*SELECTED PASSAGE:*
━━━━━━━━
In early March Kerry stepped into a Protestant church to challenge the Christianity of George Bush. The ironies abounded: a Catholic in a Protestant church was citing James 2:14 (a verse Catholics use to argue against Protestantism) against a Protestant President who has “faith” but no “deeds” even as that Catholic argued in other settings that his own faith shouldn’t influence his deeds.
There are two Protestants in the race, an official one and an unofficial one. Kerry is the anti-Papal one, protesting the teachings of the Catholic Church in a manner befitting Martin Luther. Kerry’s reception of communion at an African Methodist Episcopal Church is appropriate: he is more in communion with the teachings of that church than his own.
As Kerry brazenly violates Church law — canon law explicitly forbids Catholics from receiving communion in Protestant churches — it is not clear if he is actively baiting his own church or just considers its prelates too feckless to pull the plug on his show of Catholicism while disobeying its teachings. It is a measure of his contempt and their carelessness that as the American Catholic bishops (with a few exceptions) sit on their hands — dithering over whether to ban pro-abortion Catholic politicians from communion — Kerry takes communion at a Protestant church. Would Kerry need to preside at a Methodist-Episcopalian service before they took action?
Last week the New York Times noticed that Kerry’s checkered Catholicism is a problem for the bishops. It didn’t notice that this is a problem the bishops made by long indulging pro-abortion Catholic politicians. Kerry’s campaign used this defense in the Times story. “It’s not once been an issue the campaign has run into in almost two years on the campaign trail,” a Kerry spokesman told the paper. “He’s given speeches at Georgetown, he’s given speeches at Boston College, he’s a graduate of Boston College Law School, and he has a long history speaking in Catholic institutions.”
Instead of censuring pro-abortion Catholic politicians, the American bishops stigmatized the few of their number who censured pro-abortion Catholic politicians. Nebraska bishop Fabian Bruskewitz and a former bishop of San Diego, Leo Maher, were criticized by their fellow bishops for confronting pro-abortion Catholic politicians. The New York Times story reveals that this attitude amongst the American bishops still exists. Now it is St. Louis archbishop Raymond Burke who is the subject of episcopal whispers for having said that he would withhold communion from Kerry.
“Few bishops followed the example of Archbishop Burke in St. Louis, and two who did were far less direct. A Catholic official familiar with the bishops’ thinking, who did not want to be identified, said after Archbishop Burke’s sanction: ‘Notice the resounding silence. I think many people would not consider that a pastoral way to approach somebody,'” reported the Times.
Here we go again: Whenever the bishops don’t want to confront a scandal, they call their passivity “pastoral.” For some reason they are proud of this “silence.” Haven’t they learned by now that passivity in the name of PR only leads to bad PR and silence only leads to scandal?
━━━━━━━━
*DATA PROVIDED:*
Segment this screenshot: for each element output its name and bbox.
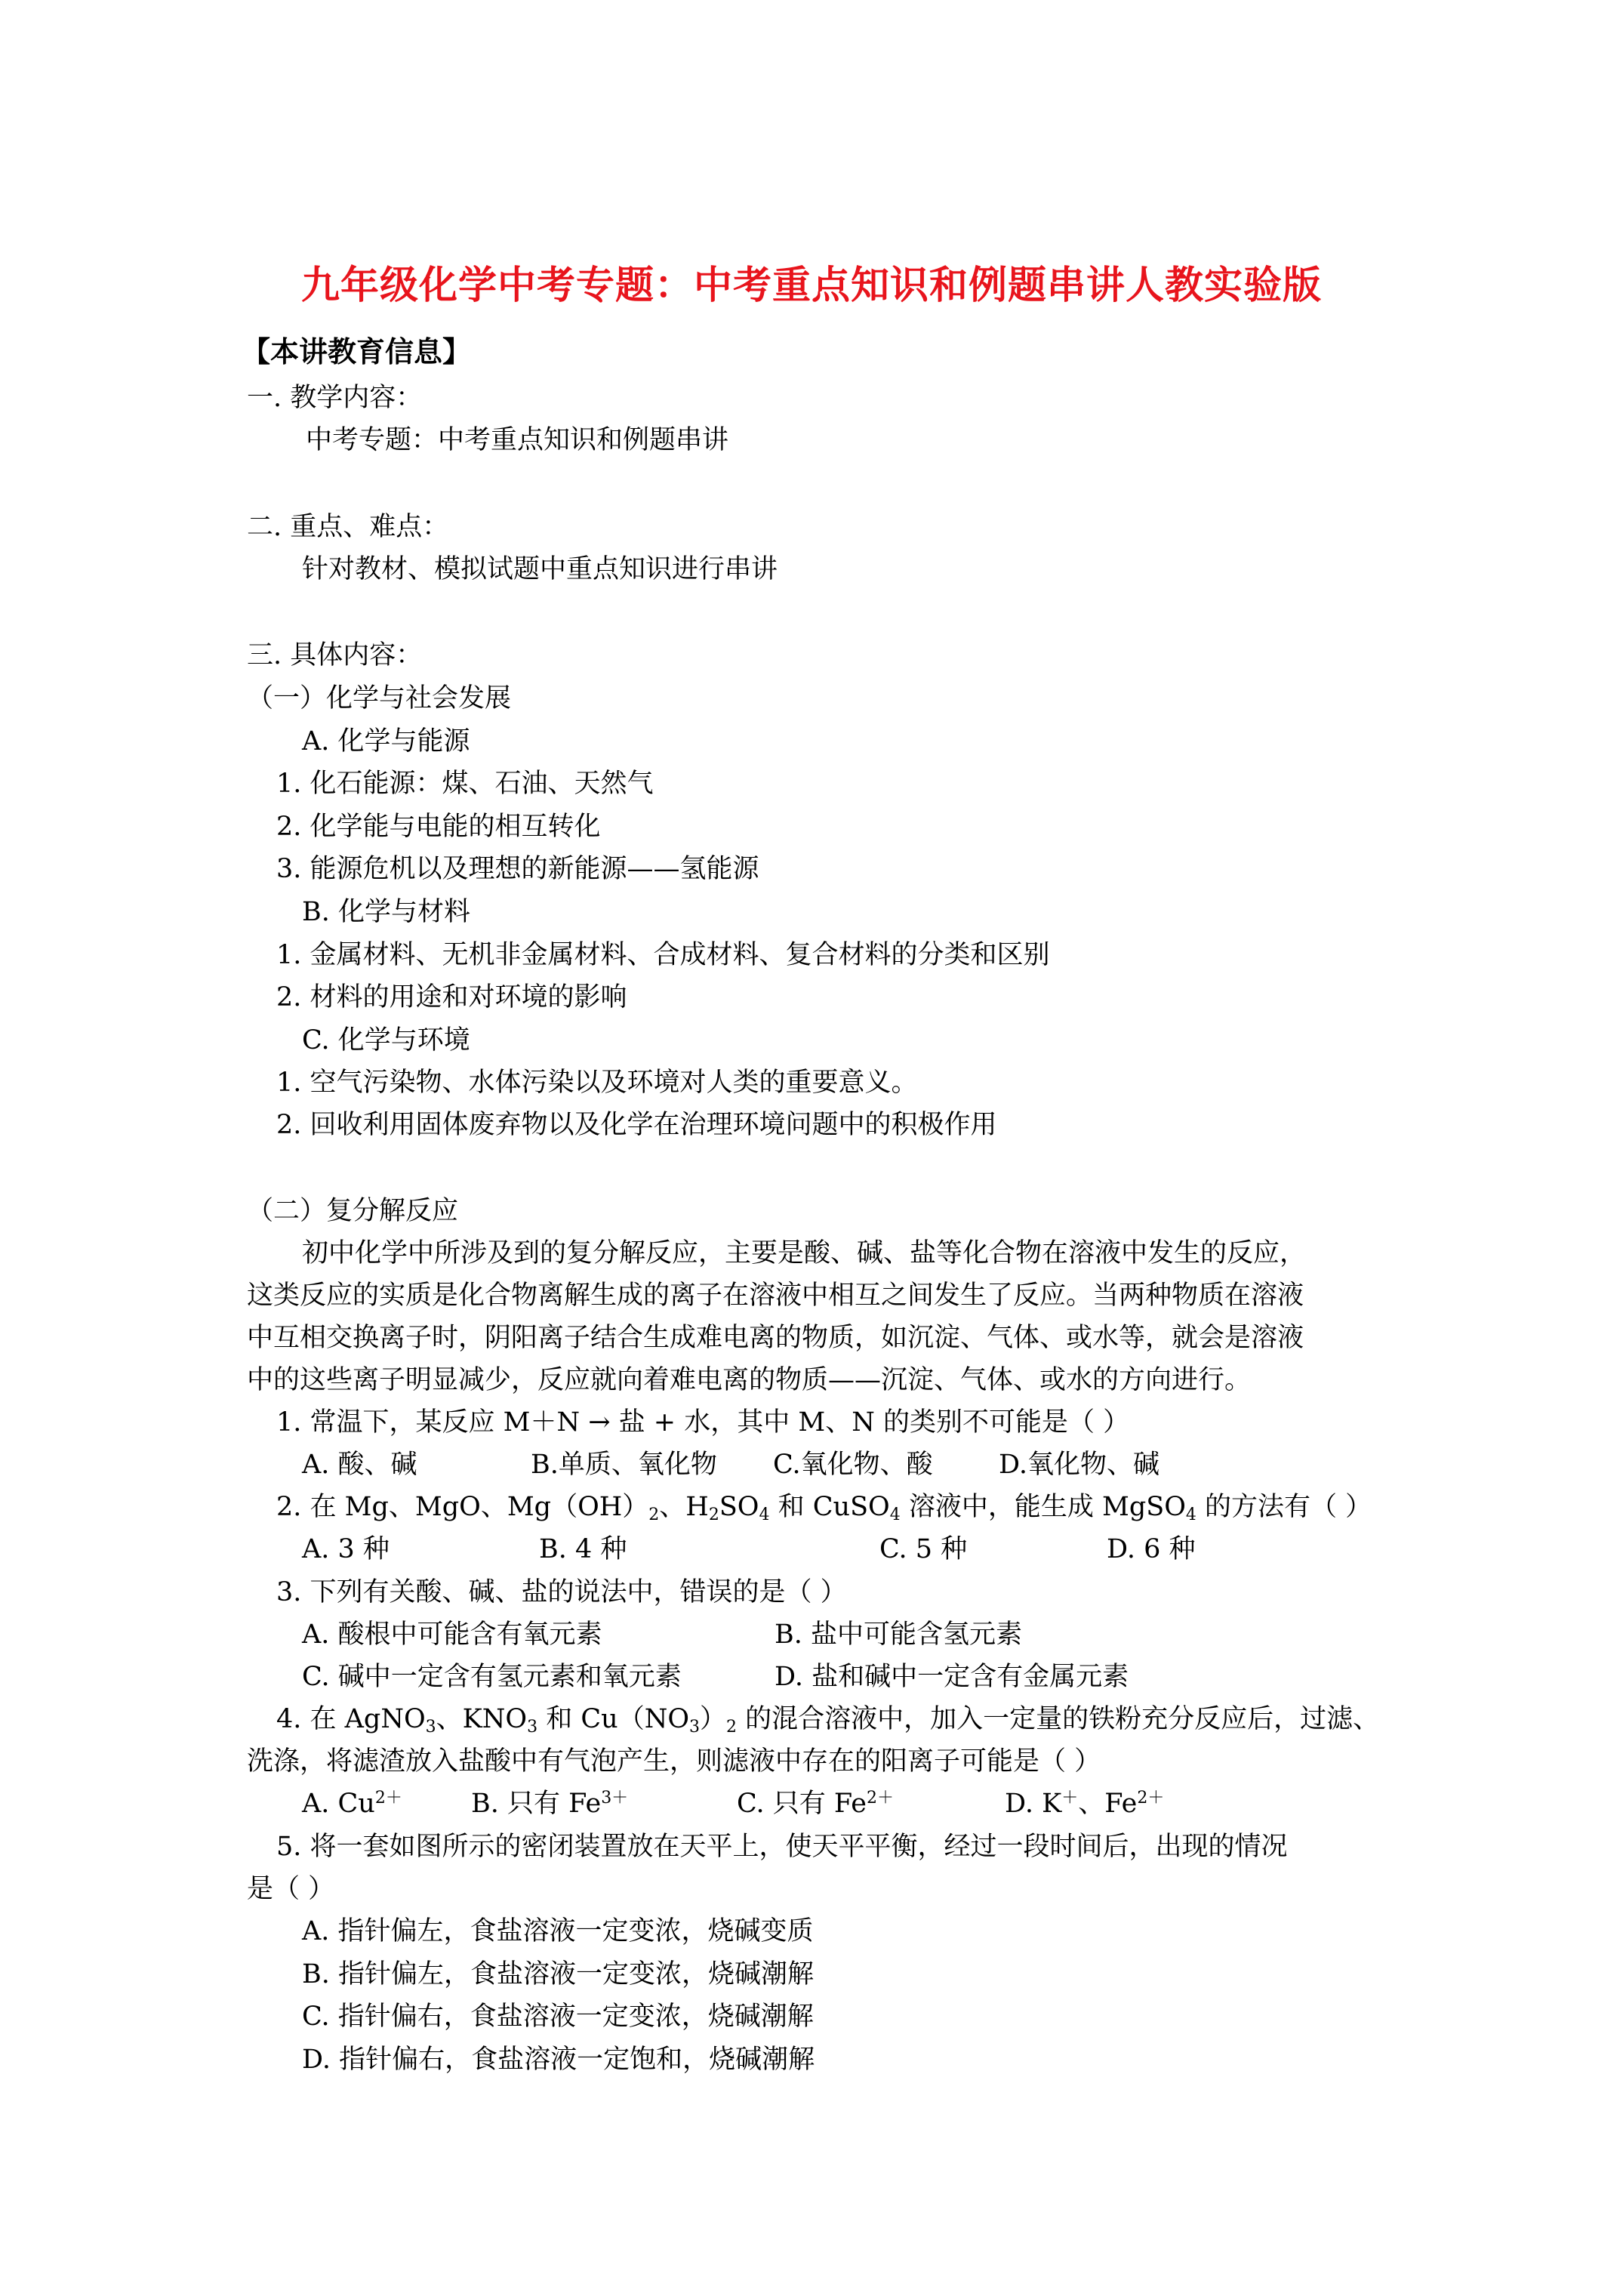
━━━━━━━━
*TO BE DONE:* From the text above about Kerry and the Catholic bishops, reproduce word for word the part that begins with "There are two" and ends with "than his own.".

*RESULT OF THE TASK:*
There are two Protestants in the race, an official one and an unofficial one. Kerry is the anti-Papal one, protesting the teachings of the Catholic Church in a manner befitting Martin Luther. Kerry’s reception of communion at an African Methodist Episcopal Church is appropriate: he is more in communion with the teachings of that church than his own.